Filter out everything except lines holding "content".
━━━━━ Exercise input ━━━━━
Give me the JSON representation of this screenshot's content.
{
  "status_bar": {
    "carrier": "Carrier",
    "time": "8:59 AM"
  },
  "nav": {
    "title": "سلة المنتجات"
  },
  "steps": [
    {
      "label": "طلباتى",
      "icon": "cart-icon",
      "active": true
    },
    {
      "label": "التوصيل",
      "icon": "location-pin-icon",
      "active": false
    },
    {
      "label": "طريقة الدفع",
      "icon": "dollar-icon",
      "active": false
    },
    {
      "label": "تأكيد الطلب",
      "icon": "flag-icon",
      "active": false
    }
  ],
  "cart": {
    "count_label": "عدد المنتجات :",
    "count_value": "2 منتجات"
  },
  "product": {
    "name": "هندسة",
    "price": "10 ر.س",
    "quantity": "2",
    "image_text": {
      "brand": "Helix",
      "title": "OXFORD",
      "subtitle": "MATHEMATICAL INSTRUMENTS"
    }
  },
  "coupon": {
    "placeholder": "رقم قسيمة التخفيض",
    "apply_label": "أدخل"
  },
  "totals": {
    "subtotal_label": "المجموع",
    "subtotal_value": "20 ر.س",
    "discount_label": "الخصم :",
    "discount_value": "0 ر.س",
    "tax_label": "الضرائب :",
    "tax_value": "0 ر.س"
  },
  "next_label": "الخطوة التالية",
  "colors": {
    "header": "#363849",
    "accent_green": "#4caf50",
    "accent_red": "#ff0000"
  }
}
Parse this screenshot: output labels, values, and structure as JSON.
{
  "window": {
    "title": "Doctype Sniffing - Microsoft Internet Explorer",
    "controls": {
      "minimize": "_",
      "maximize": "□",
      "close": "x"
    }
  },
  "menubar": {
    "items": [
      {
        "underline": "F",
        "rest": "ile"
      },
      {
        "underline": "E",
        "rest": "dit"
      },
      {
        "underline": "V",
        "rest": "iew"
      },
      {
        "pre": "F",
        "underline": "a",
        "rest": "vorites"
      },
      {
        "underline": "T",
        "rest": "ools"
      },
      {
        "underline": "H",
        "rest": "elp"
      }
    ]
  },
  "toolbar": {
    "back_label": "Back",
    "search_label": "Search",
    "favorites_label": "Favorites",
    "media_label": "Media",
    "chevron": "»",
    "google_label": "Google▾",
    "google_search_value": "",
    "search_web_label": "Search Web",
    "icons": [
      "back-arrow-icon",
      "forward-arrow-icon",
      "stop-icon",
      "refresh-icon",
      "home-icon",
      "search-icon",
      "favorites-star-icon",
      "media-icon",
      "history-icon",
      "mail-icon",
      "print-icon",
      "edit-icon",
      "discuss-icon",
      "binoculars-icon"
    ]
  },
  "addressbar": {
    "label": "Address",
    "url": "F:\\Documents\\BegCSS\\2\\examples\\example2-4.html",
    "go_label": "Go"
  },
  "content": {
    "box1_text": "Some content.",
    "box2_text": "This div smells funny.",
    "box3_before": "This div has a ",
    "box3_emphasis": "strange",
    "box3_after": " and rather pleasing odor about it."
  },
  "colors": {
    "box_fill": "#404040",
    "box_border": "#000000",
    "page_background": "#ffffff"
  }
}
━━━━━
- _Response for this exercise_
Give me the JSON representation of this screenshot's content.
  "content": {
    "box1_text": "Some content.",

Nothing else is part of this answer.